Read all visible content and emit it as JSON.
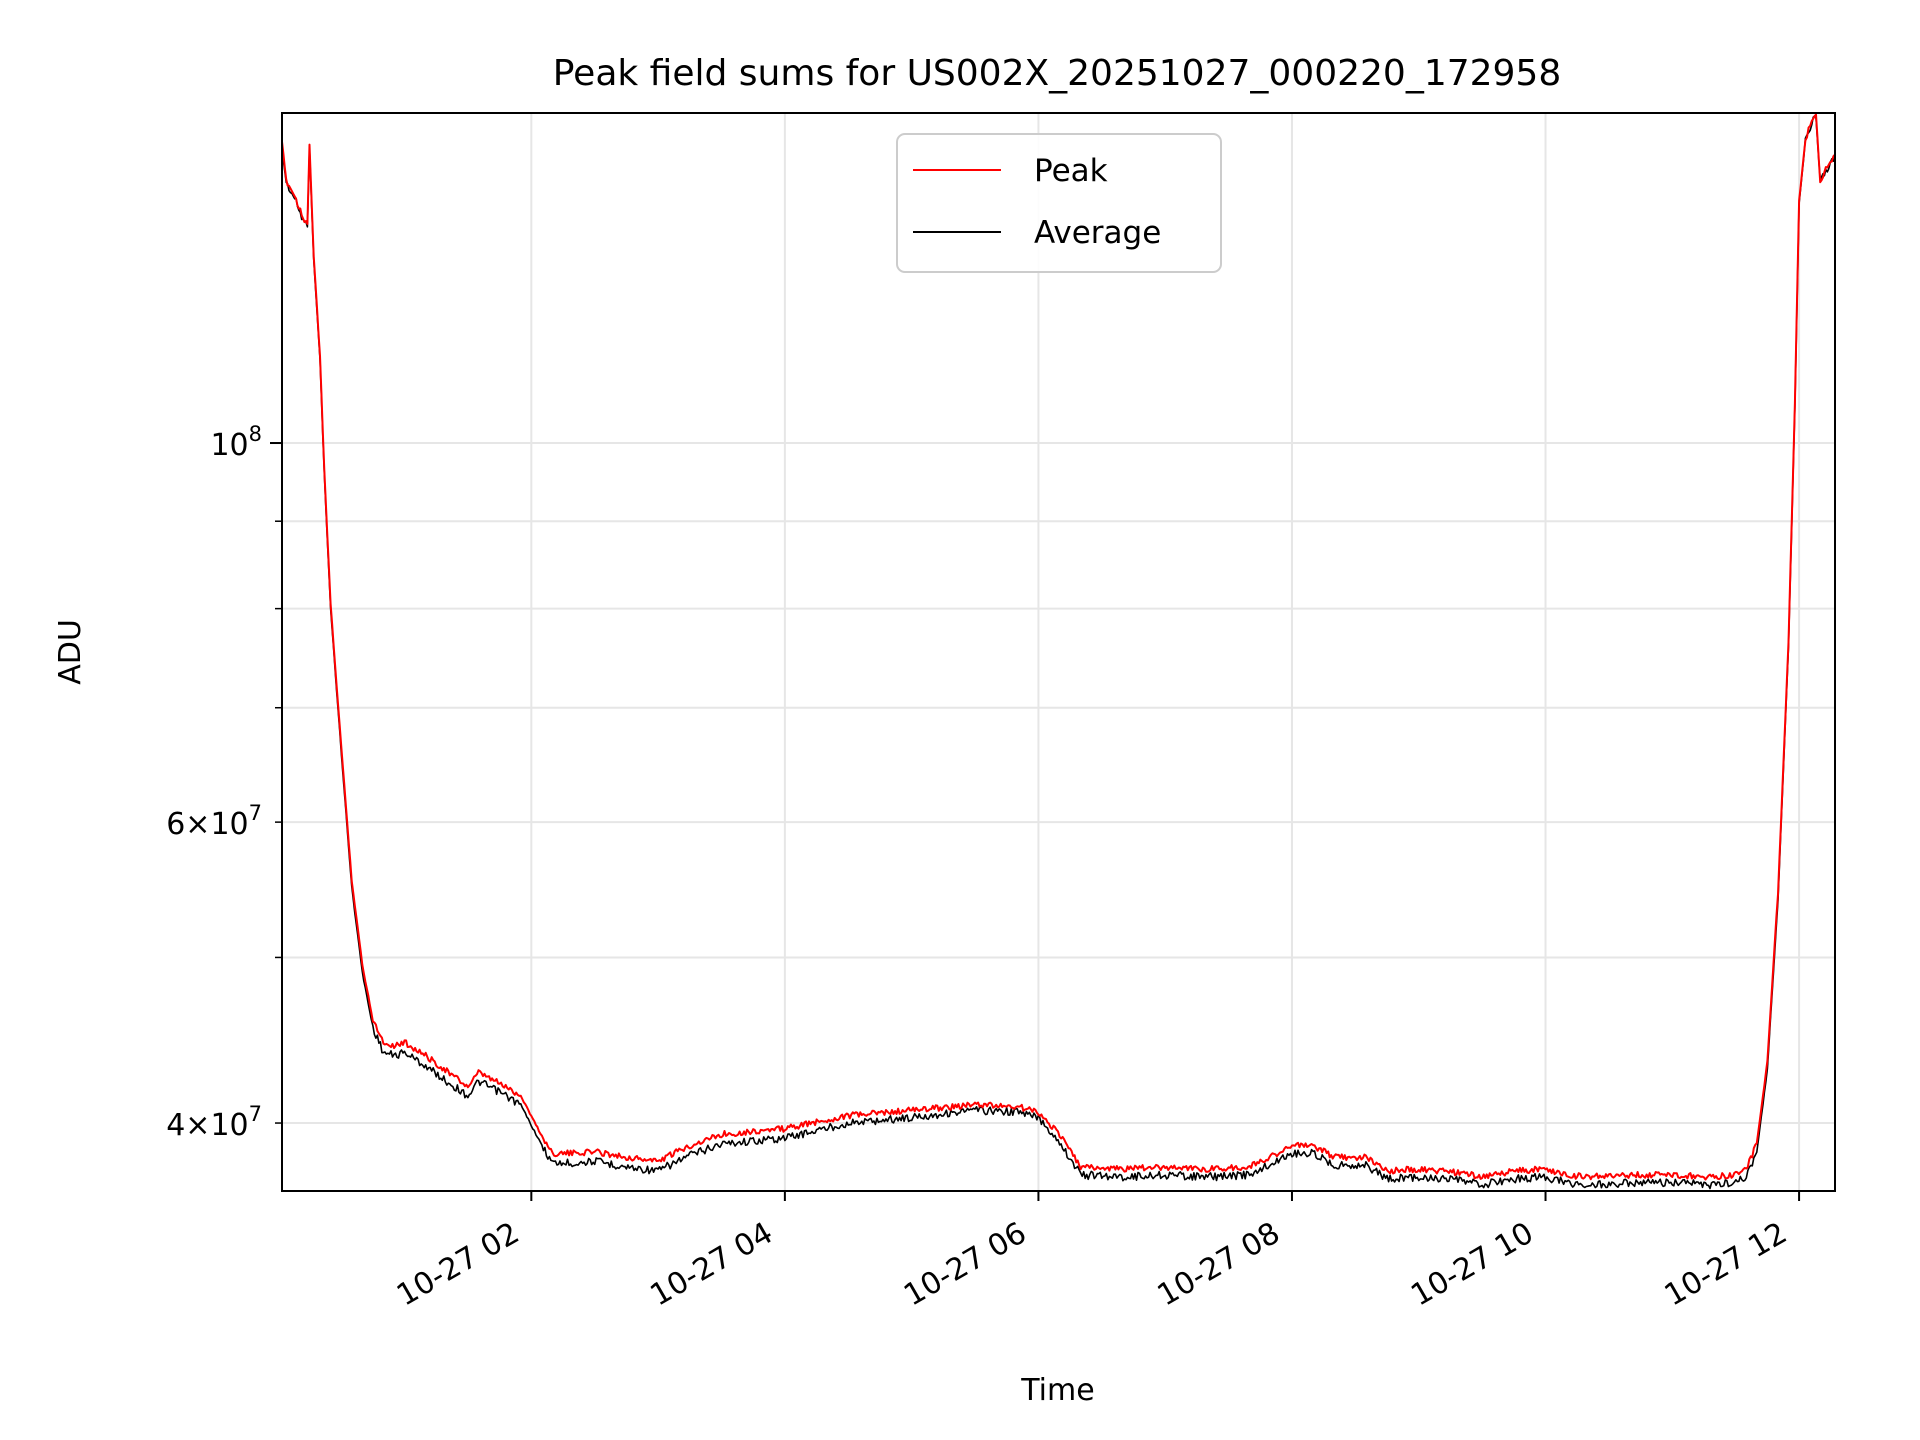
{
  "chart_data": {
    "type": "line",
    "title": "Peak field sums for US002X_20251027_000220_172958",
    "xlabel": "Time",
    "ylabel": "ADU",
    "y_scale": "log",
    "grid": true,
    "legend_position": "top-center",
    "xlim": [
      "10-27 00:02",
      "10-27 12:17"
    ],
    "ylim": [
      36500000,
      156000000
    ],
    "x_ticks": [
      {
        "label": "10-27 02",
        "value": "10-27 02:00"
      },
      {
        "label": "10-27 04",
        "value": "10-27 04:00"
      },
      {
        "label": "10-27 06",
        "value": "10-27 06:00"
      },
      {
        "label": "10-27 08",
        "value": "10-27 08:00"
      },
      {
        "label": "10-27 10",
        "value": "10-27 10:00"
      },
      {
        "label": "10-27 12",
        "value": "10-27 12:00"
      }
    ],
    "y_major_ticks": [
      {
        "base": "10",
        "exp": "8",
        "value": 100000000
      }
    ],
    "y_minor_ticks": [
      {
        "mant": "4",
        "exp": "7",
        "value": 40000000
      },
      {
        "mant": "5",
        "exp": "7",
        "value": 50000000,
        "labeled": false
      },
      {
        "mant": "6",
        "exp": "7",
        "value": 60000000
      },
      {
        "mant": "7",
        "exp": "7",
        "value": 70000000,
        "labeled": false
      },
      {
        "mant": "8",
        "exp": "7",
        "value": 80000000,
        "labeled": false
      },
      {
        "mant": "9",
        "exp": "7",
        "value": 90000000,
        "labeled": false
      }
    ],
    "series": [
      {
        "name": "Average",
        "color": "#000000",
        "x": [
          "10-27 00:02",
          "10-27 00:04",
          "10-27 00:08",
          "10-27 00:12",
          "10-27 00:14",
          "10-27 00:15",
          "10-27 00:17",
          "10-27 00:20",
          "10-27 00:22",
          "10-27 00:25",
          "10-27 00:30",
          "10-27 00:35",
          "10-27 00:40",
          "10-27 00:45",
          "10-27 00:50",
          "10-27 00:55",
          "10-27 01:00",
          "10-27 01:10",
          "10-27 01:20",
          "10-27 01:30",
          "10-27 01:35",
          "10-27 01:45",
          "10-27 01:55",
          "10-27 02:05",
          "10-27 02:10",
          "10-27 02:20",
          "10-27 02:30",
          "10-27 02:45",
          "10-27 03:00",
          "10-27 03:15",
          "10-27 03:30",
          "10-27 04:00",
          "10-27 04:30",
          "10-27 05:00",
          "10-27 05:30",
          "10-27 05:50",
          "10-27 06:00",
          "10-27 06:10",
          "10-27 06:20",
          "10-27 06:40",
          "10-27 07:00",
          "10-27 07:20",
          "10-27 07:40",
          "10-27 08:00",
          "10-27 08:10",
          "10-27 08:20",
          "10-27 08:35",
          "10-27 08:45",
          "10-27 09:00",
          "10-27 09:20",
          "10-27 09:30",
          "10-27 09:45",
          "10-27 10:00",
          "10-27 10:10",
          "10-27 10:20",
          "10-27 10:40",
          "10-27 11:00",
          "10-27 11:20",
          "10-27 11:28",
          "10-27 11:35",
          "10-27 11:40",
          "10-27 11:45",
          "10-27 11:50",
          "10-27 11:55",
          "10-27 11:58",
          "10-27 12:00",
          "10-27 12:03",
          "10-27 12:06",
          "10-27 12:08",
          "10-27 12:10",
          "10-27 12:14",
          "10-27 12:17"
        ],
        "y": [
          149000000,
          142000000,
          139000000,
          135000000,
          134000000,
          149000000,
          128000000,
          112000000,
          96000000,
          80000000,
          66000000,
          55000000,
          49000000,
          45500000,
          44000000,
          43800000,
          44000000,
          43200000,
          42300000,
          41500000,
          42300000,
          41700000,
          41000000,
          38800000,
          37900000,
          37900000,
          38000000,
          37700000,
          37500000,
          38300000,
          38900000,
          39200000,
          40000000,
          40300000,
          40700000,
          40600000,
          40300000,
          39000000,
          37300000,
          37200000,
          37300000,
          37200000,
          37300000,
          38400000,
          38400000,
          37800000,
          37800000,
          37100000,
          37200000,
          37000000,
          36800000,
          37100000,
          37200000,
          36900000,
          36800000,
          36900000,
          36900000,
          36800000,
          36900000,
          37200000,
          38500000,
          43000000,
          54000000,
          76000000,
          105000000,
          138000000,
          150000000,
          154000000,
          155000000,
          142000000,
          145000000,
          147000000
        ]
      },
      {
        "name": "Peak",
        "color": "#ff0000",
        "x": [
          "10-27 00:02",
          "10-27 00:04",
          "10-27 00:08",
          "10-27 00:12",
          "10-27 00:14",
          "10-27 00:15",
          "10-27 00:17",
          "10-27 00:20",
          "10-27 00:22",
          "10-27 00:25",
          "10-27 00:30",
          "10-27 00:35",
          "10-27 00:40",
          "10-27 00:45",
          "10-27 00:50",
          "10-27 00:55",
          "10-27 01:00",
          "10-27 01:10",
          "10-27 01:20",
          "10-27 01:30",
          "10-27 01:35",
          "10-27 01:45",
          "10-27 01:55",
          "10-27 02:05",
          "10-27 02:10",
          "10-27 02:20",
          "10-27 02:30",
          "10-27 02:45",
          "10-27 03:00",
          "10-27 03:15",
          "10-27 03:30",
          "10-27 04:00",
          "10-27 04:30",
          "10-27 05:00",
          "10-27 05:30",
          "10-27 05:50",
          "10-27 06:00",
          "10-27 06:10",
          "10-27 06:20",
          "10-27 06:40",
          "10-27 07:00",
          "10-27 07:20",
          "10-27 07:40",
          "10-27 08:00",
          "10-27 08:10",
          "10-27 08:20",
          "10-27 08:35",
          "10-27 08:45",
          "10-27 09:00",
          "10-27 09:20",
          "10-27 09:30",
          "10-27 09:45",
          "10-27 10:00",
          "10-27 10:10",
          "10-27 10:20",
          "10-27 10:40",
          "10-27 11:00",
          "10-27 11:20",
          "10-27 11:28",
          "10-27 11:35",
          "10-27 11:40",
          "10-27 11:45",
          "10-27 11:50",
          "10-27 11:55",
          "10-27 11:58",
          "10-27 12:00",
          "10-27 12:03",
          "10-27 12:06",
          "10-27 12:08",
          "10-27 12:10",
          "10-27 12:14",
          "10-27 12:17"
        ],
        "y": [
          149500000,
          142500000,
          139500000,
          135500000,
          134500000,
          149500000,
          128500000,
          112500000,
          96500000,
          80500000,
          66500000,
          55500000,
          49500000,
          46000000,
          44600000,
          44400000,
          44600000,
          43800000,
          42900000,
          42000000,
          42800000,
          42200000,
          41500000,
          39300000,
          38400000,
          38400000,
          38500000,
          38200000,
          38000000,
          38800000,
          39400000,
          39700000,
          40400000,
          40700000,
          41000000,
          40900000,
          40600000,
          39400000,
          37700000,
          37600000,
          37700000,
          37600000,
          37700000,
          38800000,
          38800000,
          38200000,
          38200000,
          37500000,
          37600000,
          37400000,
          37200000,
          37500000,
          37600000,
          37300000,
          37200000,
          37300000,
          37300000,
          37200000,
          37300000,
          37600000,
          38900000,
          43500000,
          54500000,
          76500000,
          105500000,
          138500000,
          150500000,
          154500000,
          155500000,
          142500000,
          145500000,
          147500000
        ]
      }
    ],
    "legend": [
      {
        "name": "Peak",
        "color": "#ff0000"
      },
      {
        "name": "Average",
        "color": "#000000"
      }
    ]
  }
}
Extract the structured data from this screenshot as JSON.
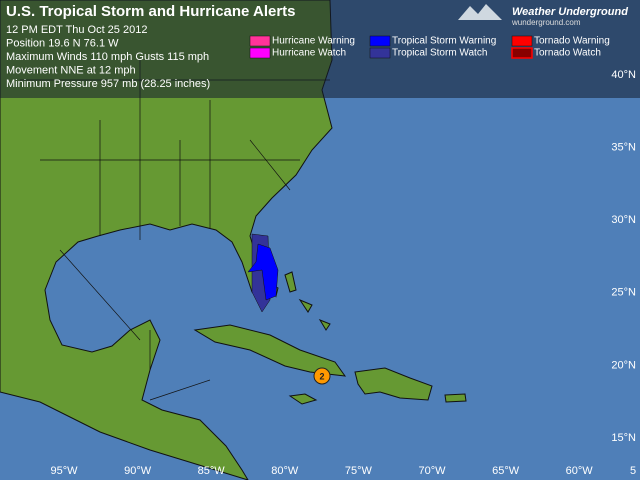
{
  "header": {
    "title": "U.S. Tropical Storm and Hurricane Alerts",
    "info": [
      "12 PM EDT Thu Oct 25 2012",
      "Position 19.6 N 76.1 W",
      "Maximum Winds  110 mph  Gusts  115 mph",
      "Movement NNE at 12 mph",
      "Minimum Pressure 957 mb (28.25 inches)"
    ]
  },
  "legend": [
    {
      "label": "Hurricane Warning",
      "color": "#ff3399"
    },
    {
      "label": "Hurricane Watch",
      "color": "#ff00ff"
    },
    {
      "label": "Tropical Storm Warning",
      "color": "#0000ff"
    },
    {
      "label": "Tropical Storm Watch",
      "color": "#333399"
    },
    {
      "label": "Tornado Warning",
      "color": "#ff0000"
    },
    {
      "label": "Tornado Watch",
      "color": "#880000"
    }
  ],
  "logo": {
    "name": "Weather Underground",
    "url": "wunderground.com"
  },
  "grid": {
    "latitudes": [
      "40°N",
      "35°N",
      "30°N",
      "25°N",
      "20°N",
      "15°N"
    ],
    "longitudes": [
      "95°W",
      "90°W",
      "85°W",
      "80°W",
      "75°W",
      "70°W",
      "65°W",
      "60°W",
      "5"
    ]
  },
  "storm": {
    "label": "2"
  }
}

**SHORT TASK**
Beginning with the line that holds "Extract the structured", extract every line to the end of the material, exactly as it stands, and drop the pictures.

**EXPECTED ANSWER**
Extract the structured data from this screenshot as JSON.
{
  "header": {
    "title": "U.S. Tropical Storm and Hurricane Alerts",
    "info": [
      "12 PM EDT Thu Oct 25 2012",
      "Position 19.6 N 76.1 W",
      "Maximum Winds  110 mph  Gusts  115 mph",
      "Movement NNE at 12 mph",
      "Minimum Pressure 957 mb (28.25 inches)"
    ]
  },
  "legend": [
    {
      "label": "Hurricane Warning",
      "color": "#ff3399"
    },
    {
      "label": "Hurricane Watch",
      "color": "#ff00ff"
    },
    {
      "label": "Tropical Storm Warning",
      "color": "#0000ff"
    },
    {
      "label": "Tropical Storm Watch",
      "color": "#333399"
    },
    {
      "label": "Tornado Warning",
      "color": "#ff0000"
    },
    {
      "label": "Tornado Watch",
      "color": "#880000"
    }
  ],
  "logo": {
    "name": "Weather Underground",
    "url": "wunderground.com"
  },
  "grid": {
    "latitudes": [
      "40°N",
      "35°N",
      "30°N",
      "25°N",
      "20°N",
      "15°N"
    ],
    "longitudes": [
      "95°W",
      "90°W",
      "85°W",
      "80°W",
      "75°W",
      "70°W",
      "65°W",
      "60°W",
      "5"
    ]
  },
  "storm": {
    "label": "2"
  }
}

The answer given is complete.